Scan the entries below and report only how many lines contain "screenshot".

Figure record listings
•••
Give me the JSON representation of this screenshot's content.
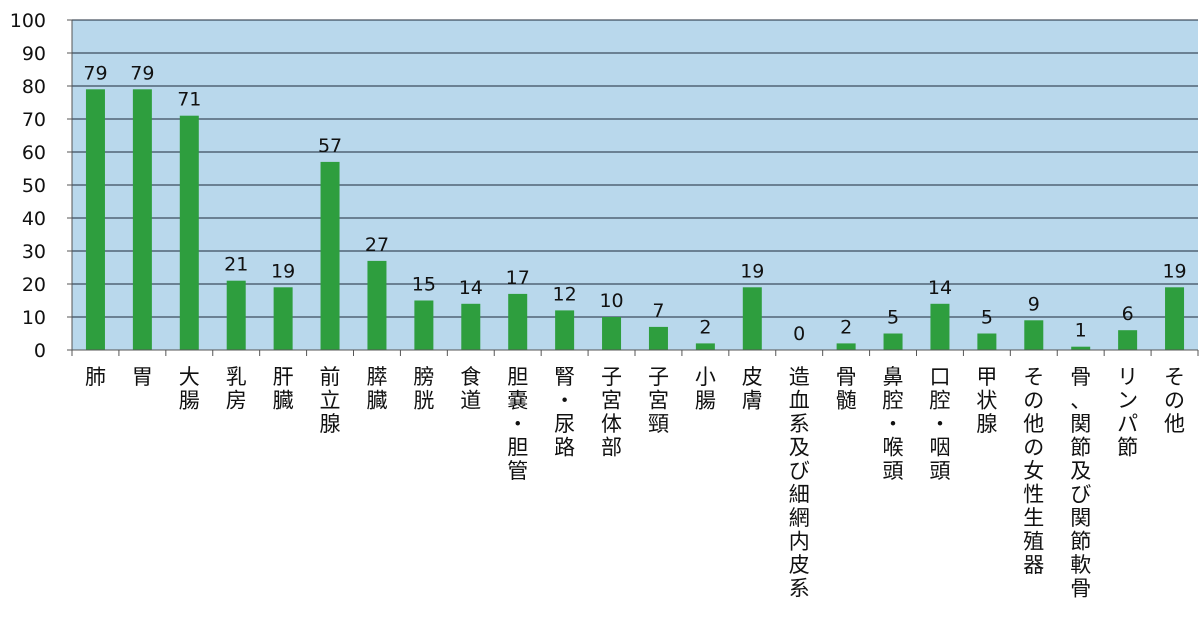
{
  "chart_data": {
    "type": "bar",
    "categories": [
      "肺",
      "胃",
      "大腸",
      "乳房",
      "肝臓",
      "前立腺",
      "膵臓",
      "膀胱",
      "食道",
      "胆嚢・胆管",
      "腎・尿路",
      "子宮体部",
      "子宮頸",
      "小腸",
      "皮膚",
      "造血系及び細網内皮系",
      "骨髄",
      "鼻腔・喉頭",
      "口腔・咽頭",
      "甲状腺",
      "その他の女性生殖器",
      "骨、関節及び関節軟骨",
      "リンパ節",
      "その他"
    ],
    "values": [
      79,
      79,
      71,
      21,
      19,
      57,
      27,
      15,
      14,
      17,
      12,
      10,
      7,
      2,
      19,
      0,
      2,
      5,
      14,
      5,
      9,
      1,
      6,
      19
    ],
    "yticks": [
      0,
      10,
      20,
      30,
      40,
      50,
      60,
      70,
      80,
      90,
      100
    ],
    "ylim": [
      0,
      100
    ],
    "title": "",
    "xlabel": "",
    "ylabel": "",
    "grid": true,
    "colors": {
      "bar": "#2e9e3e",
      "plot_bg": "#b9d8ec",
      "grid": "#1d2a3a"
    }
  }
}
•••
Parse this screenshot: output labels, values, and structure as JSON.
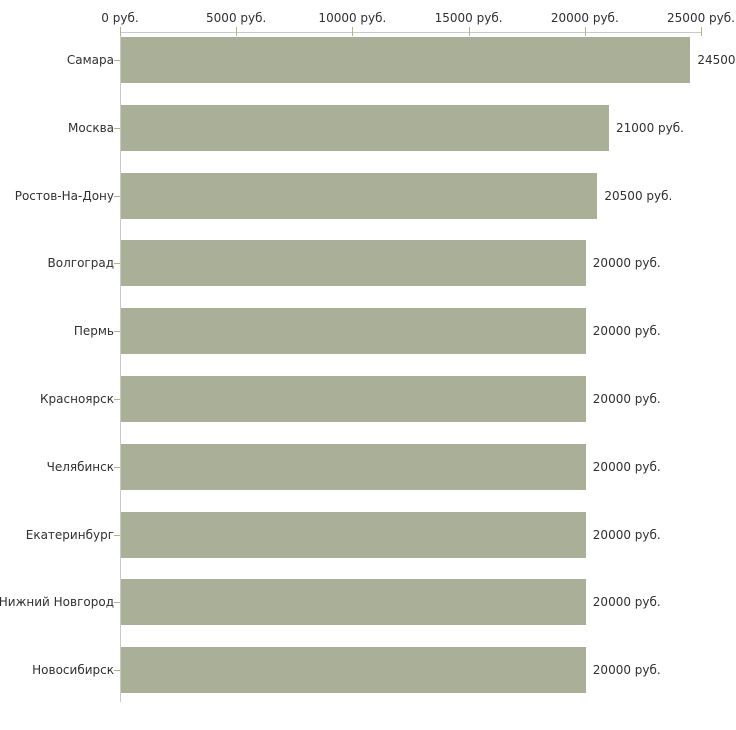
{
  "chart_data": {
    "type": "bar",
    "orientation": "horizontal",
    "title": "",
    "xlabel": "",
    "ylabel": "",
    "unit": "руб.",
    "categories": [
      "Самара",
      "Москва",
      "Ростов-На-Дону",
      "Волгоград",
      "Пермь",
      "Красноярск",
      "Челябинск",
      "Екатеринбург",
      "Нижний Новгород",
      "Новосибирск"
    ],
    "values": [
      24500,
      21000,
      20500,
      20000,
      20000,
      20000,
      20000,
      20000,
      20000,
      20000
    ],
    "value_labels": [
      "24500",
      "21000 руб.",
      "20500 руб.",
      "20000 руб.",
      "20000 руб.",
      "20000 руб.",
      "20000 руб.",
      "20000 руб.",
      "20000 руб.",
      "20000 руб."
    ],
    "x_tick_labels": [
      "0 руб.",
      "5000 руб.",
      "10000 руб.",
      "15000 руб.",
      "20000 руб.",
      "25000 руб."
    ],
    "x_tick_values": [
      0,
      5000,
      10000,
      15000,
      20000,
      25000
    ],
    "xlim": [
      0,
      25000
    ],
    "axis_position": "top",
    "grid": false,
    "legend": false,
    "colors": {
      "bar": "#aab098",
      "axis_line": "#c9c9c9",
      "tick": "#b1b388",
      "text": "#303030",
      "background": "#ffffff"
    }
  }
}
•••
◆ ANSWER TO THIS TASK
2